Aim »
Make an exact copy of the data below, leaving out every picture.

Supplied material »
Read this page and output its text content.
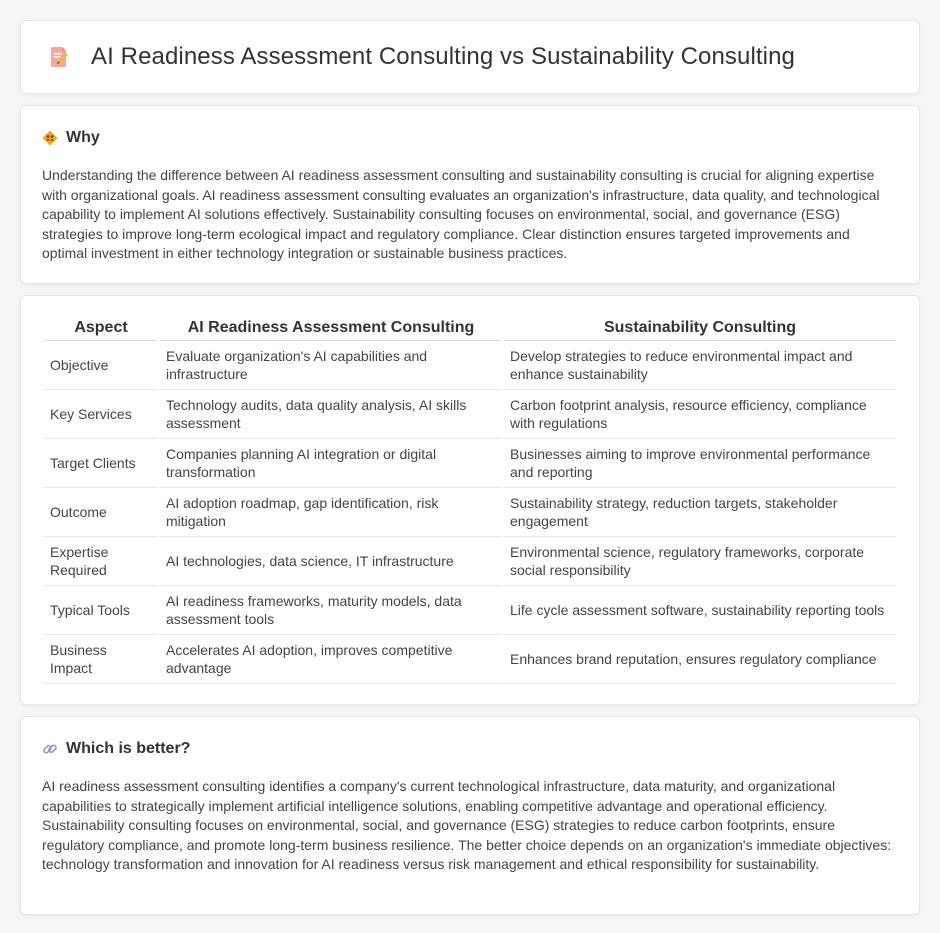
AI Readiness Assessment Consulting vs Sustainability Consulting
Why

Understanding the difference between AI readiness assessment consulting and sustainability consulting is crucial for aligning expertise with organizational goals. AI readiness assessment consulting evaluates an organization's infrastructure, data quality, and technological capability to implement AI solutions effectively. Sustainability consulting focuses on environmental, social, and governance (ESG) strategies to improve long-term ecological impact and regulatory compliance. Clear distinction ensures targeted improvements and optimal investment in either technology integration or sustainable business practices.

Aspect	AI Readiness Assessment Consulting	Sustainability Consulting
Objective	Evaluate organization's AI capabilities and infrastructure	Develop strategies to reduce environmental impact and enhance sustainability
Key Services	Technology audits, data quality analysis, AI skills assessment	Carbon footprint analysis, resource efficiency, compliance with regulations
Target Clients	Companies planning AI integration or digital transformation	Businesses aiming to improve environmental performance and reporting
Outcome	AI adoption roadmap, gap identification, risk mitigation	Sustainability strategy, reduction targets, stakeholder engagement
Expertise Required	AI technologies, data science, IT infrastructure	Environmental science, regulatory frameworks, corporate social responsibility
Typical Tools	AI readiness frameworks, maturity models, data assessment tools	Life cycle assessment software, sustainability reporting tools
Business Impact	Accelerates AI adoption, improves competitive advantage	Enhances brand reputation, ensures regulatory compliance
Which is better?

AI readiness assessment consulting identifies a company's current technological infrastructure, data maturity, and organizational capabilities to strategically implement artificial intelligence solutions, enabling competitive advantage and operational efficiency. Sustainability consulting focuses on environmental, social, and governance (ESG) strategies to reduce carbon footprints, ensure regulatory compliance, and promote long-term business resilience. The better choice depends on an organization's immediate objectives: technology transformation and innovation for AI readiness versus risk management and ethical responsibility for sustainability.
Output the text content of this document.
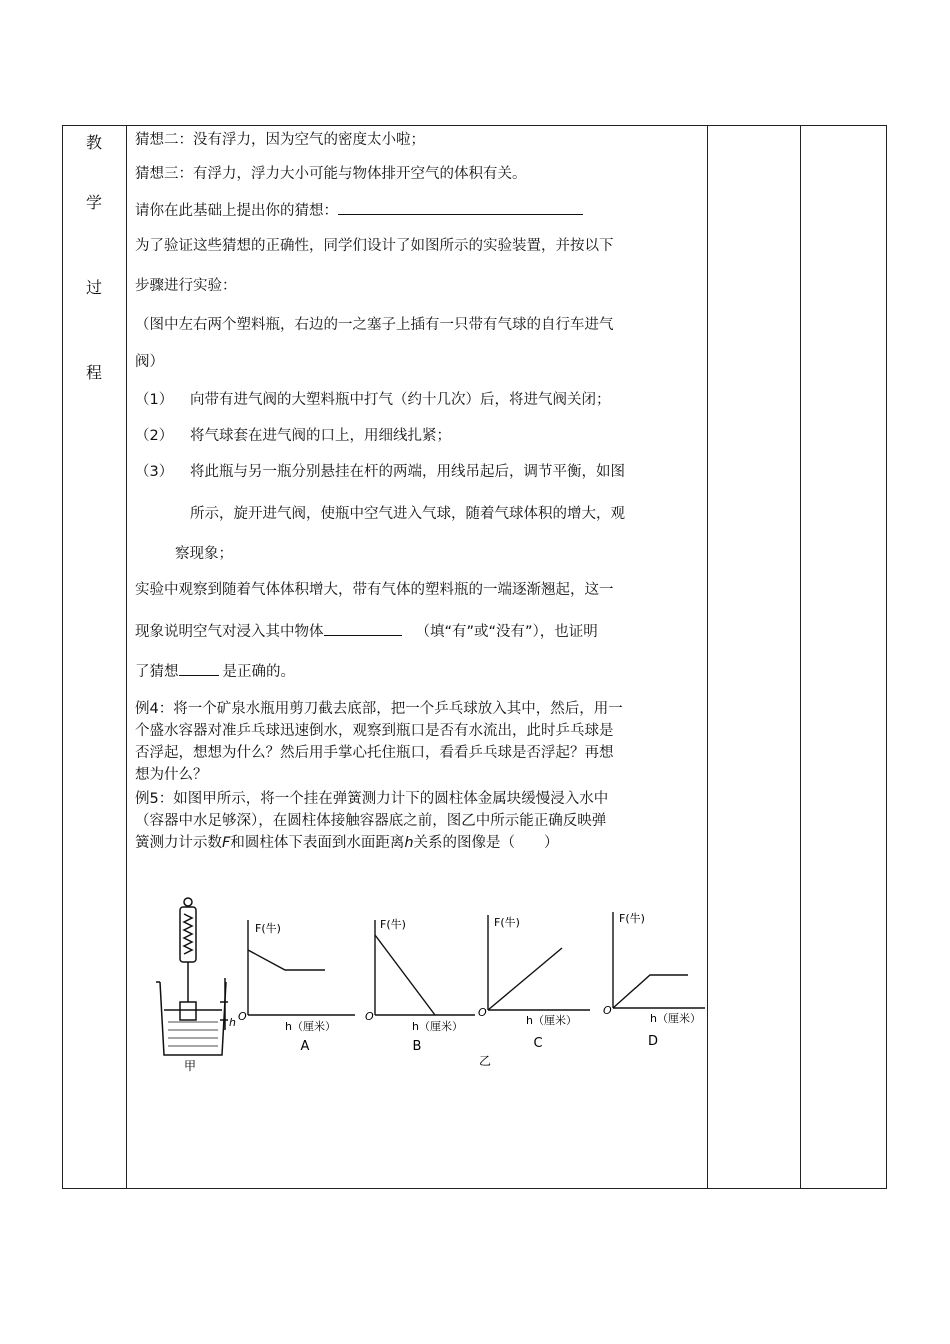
教
学
过
程
猜想二：没有浮力，因为空气的密度太小啦；
猜想三：有浮力，浮力大小可能与物体排开空气的体积有关。
请你在此基础上提出你的猜想：
为了验证这些猜想的正确性，同学们设计了如图所示的实验装置，并按以下
步骤进行实验：
（图中左右两个塑料瓶，右边的一之塞子上插有一只带有气球的自行车进气
阀）
（1） 向带有进气阀的大塑料瓶中打气（约十几次）后，将进气阀关闭；
（2） 将气球套在进气阀的口上，用细线扎紧；
（3） 将此瓶与另一瓶分别悬挂在杆的两端，用线吊起后，调节平衡，如图
所示，旋开进气阀，使瓶中空气进入气球，随着气球体积的增大，观
察现象；
实验中观察到随着气体体积增大，带有气体的塑料瓶的一端逐渐翘起，这一
现象说明空气对浸入其中物体	（填“有”或“没有”），也证明
了猜想	是正确的。
例4：将一个矿泉水瓶用剪刀截去底部，把一个乒乓球放入其中，然后，用一
个盛水容器对准乒乓球迅速倒水，观察到瓶口是否有水流出，此时乒乓球是
否浮起，想想为什么？然后用手掌心托住瓶口，看看乒乓球是否浮起？再想
想为什么？
例5：如图甲所示，将一个挂在弹簧测力计下的圆柱体金属块缓慢浸入水中
（容器中水足够深），在圆柱体接触容器底之前，图乙中所示能正确反映弹
簧测力计示数F和圆柱体下表面到水面距离h关系的图像是（　　）
h
甲
F(牛)
O
h（厘米）
A
F(牛)
O
h（厘米）
B
F(牛)
O
h（厘米）
C
F(牛)
O
h（厘米）
D
乙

Solution for this exercise »
Read this page and output its text content.
AI Readiness Assessment Consulting vs Sustainability Consulting
Why

Understanding the difference between AI readiness assessment consulting and sustainability consulting is crucial for aligning expertise with organizational goals. AI readiness assessment consulting evaluates an organization's infrastructure, data quality, and technological capability to implement AI solutions effectively. Sustainability consulting focuses on environmental, social, and governance (ESG) strategies to improve long-term ecological impact and regulatory compliance. Clear distinction ensures targeted improvements and optimal investment in either technology integration or sustainable business practices.

Aspect	AI Readiness Assessment Consulting	Sustainability Consulting
Objective	Evaluate organization's AI capabilities and infrastructure	Develop strategies to reduce environmental impact and enhance sustainability
Key Services	Technology audits, data quality analysis, AI skills assessment	Carbon footprint analysis, resource efficiency, compliance with regulations
Target Clients	Companies planning AI integration or digital transformation	Businesses aiming to improve environmental performance and reporting
Outcome	AI adoption roadmap, gap identification, risk mitigation	Sustainability strategy, reduction targets, stakeholder engagement
Expertise Required	AI technologies, data science, IT infrastructure	Environmental science, regulatory frameworks, corporate social responsibility
Typical Tools	AI readiness frameworks, maturity models, data assessment tools	Life cycle assessment software, sustainability reporting tools
Business Impact	Accelerates AI adoption, improves competitive advantage	Enhances brand reputation, ensures regulatory compliance
Which is better?

AI readiness assessment consulting identifies a company's current technological infrastructure, data maturity, and organizational capabilities to strategically implement artificial intelligence solutions, enabling competitive advantage and operational efficiency. Sustainability consulting focuses on environmental, social, and governance (ESG) strategies to reduce carbon footprints, ensure regulatory compliance, and promote long-term business resilience. The better choice depends on an organization's immediate objectives: technology transformation and innovation for AI readiness versus risk management and ethical responsibility for sustainability.
Output the text content of this document.
教
学
过
程
猜想二：没有浮力，因为空气的密度太小啦；
猜想三：有浮力，浮力大小可能与物体排开空气的体积有关。
请你在此基础上提出你的猜想：
为了验证这些猜想的正确性，同学们设计了如图所示的实验装置，并按以下
步骤进行实验：
（图中左右两个塑料瓶，右边的一之塞子上插有一只带有气球的自行车进气
阀）
（1） 向带有进气阀的大塑料瓶中打气（约十几次）后，将进气阀关闭；
（2） 将气球套在进气阀的口上，用细线扎紧；
（3） 将此瓶与另一瓶分别悬挂在杆的两端，用线吊起后，调节平衡，如图
所示，旋开进气阀，使瓶中空气进入气球，随着气球体积的增大，观
察现象；
实验中观察到随着气体体积增大，带有气体的塑料瓶的一端逐渐翘起，这一
现象说明空气对浸入其中物体	（填“有”或“没有”），也证明
了猜想	是正确的。
例4：将一个矿泉水瓶用剪刀截去底部，把一个乒乓球放入其中，然后，用一
个盛水容器对准乒乓球迅速倒水，观察到瓶口是否有水流出，此时乒乓球是
否浮起，想想为什么？然后用手掌心托住瓶口，看看乒乓球是否浮起？再想
想为什么？
例5：如图甲所示，将一个挂在弹簧测力计下的圆柱体金属块缓慢浸入水中
（容器中水足够深），在圆柱体接触容器底之前，图乙中所示能正确反映弹
簧测力计示数F和圆柱体下表面到水面距离h关系的图像是（　　）
h
甲
F(牛)
O
h（厘米）
A
F(牛)
O
h（厘米）
B
F(牛)
O
h（厘米）
C
F(牛)
O
h（厘米）
D
乙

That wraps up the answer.